### [Extract]
“Don't worry about the world coming to an end today. It is already tomorrow in Australia.” - Charles M. Schulz

"If I rise on the wings of the dawn, if I settle on the far side of the sea, even there your hand will guide me, your right hand will hold me fast." - Psalm 139

Tuesday, July 26, 2011

Final Entry


                This will be my last entry on this travel blog.  I have been home for 22 days, and while that’s not nearly enough time to really process or summarize the last five months of my life, I feel it’s time to finish this blog (at least until it becomes a different kind of blog, if I find enough reason to continue blogging).
                Before I left for Australia, when I told people about my plans, I was asked the same collection of questions regularly:  Are you going to the Great Barrier Reef?  Is it hot there?  Will you see kangaroos/dingoes/koalas?  Will you surf?  Do you think you’ll pick up the accent?  What I didn’t realize is that now that I’m back in the US, I’m asked the same questions, only in past-tense.  I don’t know why this surprised me.  The average American only knows so much about Australia.

### [Information given]
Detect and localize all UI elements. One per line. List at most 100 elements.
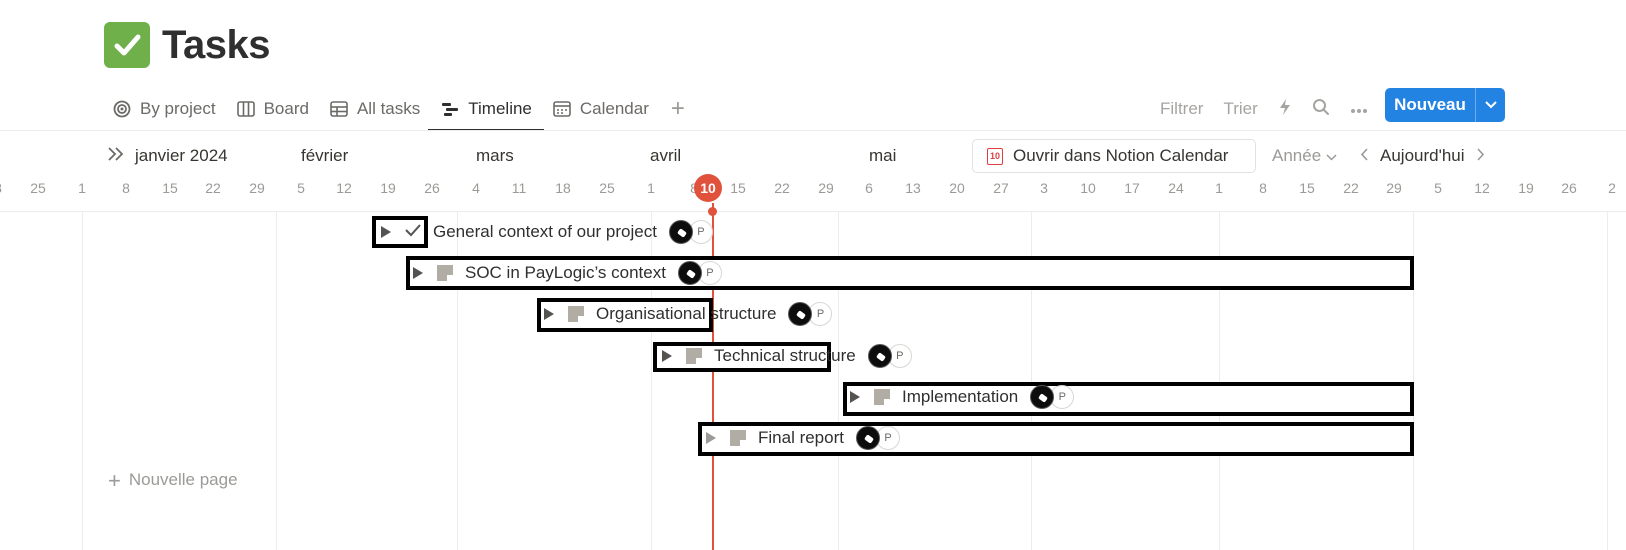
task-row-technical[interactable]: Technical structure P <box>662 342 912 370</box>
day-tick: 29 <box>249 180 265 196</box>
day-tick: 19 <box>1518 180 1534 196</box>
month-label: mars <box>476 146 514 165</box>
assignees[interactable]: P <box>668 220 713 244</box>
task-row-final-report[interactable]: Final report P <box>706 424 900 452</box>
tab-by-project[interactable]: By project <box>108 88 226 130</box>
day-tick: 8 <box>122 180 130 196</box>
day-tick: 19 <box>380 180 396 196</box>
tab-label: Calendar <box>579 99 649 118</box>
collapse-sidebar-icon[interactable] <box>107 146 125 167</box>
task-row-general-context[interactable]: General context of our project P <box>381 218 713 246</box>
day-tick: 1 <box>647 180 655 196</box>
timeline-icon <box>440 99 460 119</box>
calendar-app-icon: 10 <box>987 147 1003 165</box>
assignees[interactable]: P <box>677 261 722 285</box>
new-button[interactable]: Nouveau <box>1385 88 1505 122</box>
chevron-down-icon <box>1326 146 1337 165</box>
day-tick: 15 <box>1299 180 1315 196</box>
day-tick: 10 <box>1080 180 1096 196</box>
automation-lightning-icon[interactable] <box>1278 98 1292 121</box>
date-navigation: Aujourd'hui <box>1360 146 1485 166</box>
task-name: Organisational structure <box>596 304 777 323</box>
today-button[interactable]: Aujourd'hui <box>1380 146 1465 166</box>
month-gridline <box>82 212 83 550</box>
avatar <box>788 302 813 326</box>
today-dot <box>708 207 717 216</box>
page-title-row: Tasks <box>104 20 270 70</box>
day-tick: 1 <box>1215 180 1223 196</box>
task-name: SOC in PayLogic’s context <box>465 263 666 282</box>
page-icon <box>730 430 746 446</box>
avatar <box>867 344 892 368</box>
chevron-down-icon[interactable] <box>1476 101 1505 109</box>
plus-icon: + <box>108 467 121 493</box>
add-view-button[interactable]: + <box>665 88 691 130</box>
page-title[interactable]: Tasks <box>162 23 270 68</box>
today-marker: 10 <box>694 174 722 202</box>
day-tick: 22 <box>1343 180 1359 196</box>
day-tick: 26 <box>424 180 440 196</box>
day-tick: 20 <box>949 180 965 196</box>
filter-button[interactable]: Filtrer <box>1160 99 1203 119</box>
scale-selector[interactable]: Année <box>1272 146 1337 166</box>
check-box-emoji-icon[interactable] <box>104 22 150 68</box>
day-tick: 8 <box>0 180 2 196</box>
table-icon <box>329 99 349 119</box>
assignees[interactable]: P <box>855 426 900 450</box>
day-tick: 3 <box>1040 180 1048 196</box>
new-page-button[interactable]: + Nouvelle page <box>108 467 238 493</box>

### [Task set]
A: Answer each question from the blog entry, one per line:
(i) Who is credited with the quote about the world coming to an end?
(ii) On what date was the final entry posted?
(iii) How many days had the writer been home when writing it?
B: Go on writing the blog entry about returning home from Australia, picking up after its last sentence.

### [Expected outputs]
A:
(i) Charles M. Schulz
(ii) Tuesday, July 26, 2011
(iii) 22 days

B:
                I don’t mind this, except when it ends there.  I had an amazing time in Australia, but talking about the kangaroos, beaches and Ayer’s Rock doesn’t even touch it.  Yet a lot of people are satisfied with those stereotypical things.  It’s like going on a date with a fantastic girl, and then your friends ask how the food was.  Even if the food’s great (and it was), it misses the point.
                I think some people are afraid to go deeper.  Or they feel it is inappropriate to do so.  Maybe it’s simply a lack of interest, or time.  Or maybe it’s a consciousness of privacy that prevents them from asking how I’ve grown, what I learned about myself and about humanity, what God did in my life, what challenges I had to overcome.  But these are the things that made my time in Australia valuable, more than a vacation, that make me excited about where I’ve been and where I’m heading.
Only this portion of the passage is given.